─── Entries shown

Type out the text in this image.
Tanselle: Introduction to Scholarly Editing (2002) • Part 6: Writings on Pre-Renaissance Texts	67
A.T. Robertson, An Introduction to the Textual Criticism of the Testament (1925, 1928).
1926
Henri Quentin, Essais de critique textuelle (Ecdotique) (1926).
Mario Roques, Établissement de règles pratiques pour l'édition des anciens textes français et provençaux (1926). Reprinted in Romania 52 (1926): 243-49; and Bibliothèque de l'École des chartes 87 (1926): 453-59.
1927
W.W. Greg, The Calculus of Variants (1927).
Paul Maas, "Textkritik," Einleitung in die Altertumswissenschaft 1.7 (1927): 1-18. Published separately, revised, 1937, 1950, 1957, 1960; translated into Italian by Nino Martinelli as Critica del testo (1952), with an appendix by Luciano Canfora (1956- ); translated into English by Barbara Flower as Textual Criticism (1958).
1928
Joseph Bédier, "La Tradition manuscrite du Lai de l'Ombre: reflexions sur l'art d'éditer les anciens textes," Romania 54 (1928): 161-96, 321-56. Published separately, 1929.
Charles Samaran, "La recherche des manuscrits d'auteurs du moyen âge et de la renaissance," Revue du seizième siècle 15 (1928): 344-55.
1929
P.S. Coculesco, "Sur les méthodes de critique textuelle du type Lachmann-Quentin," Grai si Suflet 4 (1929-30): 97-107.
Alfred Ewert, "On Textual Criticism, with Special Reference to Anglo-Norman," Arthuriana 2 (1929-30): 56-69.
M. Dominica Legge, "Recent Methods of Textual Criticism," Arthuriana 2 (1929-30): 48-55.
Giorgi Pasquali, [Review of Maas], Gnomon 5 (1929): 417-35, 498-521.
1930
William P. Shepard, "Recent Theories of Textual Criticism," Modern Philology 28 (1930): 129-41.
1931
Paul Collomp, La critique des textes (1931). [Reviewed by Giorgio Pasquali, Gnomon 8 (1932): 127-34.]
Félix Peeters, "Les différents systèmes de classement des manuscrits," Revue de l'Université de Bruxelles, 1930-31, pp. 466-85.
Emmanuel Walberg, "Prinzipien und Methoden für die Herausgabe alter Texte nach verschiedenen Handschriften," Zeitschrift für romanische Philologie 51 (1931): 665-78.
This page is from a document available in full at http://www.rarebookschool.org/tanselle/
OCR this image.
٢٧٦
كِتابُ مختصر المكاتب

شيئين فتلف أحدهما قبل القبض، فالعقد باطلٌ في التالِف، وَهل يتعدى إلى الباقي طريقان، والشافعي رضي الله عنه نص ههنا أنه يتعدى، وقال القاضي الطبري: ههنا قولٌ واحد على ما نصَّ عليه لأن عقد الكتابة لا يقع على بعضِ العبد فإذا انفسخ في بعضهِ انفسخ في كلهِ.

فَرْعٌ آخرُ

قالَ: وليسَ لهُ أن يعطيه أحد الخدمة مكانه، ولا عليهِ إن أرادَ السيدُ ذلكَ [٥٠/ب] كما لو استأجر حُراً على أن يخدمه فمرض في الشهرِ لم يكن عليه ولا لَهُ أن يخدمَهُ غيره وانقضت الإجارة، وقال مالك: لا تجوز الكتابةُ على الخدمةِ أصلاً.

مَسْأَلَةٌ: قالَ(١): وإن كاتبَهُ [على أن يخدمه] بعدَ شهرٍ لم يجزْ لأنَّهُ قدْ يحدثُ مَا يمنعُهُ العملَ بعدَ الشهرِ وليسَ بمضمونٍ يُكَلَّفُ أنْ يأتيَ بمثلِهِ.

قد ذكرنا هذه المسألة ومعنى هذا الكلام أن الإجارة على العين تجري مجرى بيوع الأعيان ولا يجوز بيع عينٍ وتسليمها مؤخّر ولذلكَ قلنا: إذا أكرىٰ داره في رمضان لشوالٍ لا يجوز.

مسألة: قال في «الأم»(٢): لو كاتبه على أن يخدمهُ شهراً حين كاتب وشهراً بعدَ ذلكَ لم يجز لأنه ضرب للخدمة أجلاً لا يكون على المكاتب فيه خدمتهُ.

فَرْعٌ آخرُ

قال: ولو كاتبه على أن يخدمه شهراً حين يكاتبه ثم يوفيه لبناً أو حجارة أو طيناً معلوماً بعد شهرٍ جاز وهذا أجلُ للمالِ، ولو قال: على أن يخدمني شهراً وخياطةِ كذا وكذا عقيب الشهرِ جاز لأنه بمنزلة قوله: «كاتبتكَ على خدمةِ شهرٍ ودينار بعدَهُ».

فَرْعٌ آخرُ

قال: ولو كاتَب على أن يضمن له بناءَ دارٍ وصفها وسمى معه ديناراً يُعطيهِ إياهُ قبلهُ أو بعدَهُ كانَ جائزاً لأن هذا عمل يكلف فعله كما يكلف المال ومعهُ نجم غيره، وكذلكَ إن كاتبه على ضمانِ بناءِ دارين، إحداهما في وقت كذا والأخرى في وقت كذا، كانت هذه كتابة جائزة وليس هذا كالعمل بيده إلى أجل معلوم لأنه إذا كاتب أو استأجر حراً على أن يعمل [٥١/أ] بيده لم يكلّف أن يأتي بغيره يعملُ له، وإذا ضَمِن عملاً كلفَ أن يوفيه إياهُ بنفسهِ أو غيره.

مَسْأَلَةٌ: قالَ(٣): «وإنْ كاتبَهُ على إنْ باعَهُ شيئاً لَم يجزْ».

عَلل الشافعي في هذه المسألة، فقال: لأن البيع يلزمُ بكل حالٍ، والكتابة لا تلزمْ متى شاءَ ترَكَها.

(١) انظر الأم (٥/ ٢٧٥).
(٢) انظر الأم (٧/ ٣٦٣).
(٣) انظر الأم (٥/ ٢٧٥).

──────

> [Requirements]: Using the listing above, pick out each line that contains the word "Quentin", then copy it.

> [Expected output]:
Henri Quentin, Essais de critique textuelle (Ecdotique) (1926).
P.S. Coculesco, "Sur les méthodes de critique textuelle du type Lachmann-Quentin," Grai si Suflet 4 (1929-30): 97-107.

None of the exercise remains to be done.